● Goal: Count the lines that include the string "this", and give only that number.

==========

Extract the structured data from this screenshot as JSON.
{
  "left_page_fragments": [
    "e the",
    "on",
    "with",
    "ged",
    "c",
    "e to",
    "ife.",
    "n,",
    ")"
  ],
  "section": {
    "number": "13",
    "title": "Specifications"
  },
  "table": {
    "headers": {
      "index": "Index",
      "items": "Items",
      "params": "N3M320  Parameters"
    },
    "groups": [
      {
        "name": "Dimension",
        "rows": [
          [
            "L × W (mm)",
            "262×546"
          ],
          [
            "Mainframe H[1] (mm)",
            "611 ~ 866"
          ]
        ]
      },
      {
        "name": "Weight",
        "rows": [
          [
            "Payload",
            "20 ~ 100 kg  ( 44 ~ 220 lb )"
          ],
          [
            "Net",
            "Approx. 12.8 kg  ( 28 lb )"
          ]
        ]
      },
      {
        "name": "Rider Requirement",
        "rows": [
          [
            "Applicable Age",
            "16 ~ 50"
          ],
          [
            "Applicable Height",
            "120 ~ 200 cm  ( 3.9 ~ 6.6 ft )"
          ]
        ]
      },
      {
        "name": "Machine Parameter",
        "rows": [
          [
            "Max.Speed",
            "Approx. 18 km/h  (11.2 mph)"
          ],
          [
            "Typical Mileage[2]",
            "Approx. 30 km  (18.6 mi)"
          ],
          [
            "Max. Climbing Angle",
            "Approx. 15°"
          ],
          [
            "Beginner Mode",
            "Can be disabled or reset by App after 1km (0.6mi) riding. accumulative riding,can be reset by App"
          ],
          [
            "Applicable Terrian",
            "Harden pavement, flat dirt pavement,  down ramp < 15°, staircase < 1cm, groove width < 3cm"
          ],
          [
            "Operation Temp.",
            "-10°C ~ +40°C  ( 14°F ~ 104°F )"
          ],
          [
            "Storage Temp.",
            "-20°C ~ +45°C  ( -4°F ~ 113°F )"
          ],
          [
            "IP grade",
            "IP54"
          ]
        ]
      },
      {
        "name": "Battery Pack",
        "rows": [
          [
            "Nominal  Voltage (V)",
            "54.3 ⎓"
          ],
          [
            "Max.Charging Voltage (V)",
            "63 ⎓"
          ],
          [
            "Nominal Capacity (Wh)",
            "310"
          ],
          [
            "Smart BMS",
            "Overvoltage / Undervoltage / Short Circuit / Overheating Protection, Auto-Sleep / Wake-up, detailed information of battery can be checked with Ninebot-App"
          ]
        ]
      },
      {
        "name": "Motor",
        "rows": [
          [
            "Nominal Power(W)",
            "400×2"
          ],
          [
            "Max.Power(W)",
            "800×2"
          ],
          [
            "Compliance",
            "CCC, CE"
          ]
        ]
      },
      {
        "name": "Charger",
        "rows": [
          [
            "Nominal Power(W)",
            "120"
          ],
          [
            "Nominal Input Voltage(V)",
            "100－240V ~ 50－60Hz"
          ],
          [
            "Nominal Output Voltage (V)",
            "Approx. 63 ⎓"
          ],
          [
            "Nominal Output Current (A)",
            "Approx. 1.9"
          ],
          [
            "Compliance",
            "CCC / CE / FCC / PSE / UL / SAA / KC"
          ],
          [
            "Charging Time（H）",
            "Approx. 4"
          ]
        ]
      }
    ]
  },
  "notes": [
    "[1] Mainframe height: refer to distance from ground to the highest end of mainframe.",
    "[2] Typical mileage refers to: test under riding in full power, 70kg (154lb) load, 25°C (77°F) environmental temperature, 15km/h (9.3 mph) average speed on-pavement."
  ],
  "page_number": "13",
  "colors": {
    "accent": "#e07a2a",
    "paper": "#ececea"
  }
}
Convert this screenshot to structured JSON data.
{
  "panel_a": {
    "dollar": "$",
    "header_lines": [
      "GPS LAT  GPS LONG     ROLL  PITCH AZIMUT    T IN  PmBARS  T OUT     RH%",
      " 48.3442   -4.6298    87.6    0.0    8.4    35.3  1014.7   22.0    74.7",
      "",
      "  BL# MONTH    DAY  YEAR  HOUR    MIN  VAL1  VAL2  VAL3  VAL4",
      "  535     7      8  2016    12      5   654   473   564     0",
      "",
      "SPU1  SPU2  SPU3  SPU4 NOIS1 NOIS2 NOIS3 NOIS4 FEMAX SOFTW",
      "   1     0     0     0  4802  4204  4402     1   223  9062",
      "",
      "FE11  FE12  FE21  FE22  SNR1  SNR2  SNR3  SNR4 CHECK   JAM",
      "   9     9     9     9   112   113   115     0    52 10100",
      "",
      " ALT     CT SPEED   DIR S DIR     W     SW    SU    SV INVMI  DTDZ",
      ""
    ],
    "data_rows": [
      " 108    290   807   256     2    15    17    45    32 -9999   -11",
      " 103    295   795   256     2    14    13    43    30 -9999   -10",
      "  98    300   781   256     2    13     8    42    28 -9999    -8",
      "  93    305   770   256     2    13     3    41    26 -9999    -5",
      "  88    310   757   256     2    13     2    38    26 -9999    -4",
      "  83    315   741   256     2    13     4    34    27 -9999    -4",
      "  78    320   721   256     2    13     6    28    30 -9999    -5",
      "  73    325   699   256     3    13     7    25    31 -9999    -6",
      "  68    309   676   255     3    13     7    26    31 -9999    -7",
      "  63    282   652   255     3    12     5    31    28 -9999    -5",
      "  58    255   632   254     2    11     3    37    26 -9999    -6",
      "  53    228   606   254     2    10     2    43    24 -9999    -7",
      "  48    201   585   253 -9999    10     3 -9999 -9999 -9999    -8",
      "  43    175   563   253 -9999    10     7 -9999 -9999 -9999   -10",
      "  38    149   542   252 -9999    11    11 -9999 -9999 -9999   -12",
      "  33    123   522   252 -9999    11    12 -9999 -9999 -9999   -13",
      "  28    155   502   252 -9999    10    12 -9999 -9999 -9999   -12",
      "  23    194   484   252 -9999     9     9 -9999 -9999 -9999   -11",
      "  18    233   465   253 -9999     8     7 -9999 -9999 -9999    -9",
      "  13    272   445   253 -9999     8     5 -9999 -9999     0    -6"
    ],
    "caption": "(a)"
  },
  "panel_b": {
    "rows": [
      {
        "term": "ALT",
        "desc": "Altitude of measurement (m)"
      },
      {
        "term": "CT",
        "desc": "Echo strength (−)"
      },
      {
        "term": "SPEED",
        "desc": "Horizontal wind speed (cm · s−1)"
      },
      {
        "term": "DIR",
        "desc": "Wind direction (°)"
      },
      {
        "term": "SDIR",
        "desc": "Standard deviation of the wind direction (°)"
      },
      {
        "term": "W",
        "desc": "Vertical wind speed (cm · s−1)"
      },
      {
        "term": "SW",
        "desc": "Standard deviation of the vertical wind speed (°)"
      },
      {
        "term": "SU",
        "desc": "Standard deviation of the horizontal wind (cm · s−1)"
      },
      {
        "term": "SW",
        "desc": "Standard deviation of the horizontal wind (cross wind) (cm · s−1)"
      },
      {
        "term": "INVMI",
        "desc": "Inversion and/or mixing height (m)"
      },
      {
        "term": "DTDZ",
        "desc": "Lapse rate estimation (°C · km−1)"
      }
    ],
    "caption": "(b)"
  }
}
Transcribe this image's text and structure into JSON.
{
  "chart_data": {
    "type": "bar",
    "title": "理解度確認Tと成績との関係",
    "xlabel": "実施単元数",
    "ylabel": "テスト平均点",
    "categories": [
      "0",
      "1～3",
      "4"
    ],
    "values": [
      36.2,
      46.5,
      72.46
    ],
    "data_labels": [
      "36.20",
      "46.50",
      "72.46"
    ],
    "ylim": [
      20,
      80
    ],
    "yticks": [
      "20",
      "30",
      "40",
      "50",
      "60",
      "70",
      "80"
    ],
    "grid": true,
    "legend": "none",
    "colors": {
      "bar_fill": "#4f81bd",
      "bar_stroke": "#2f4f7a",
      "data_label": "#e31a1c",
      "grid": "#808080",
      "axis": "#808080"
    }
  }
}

==========

● Correct answer: 3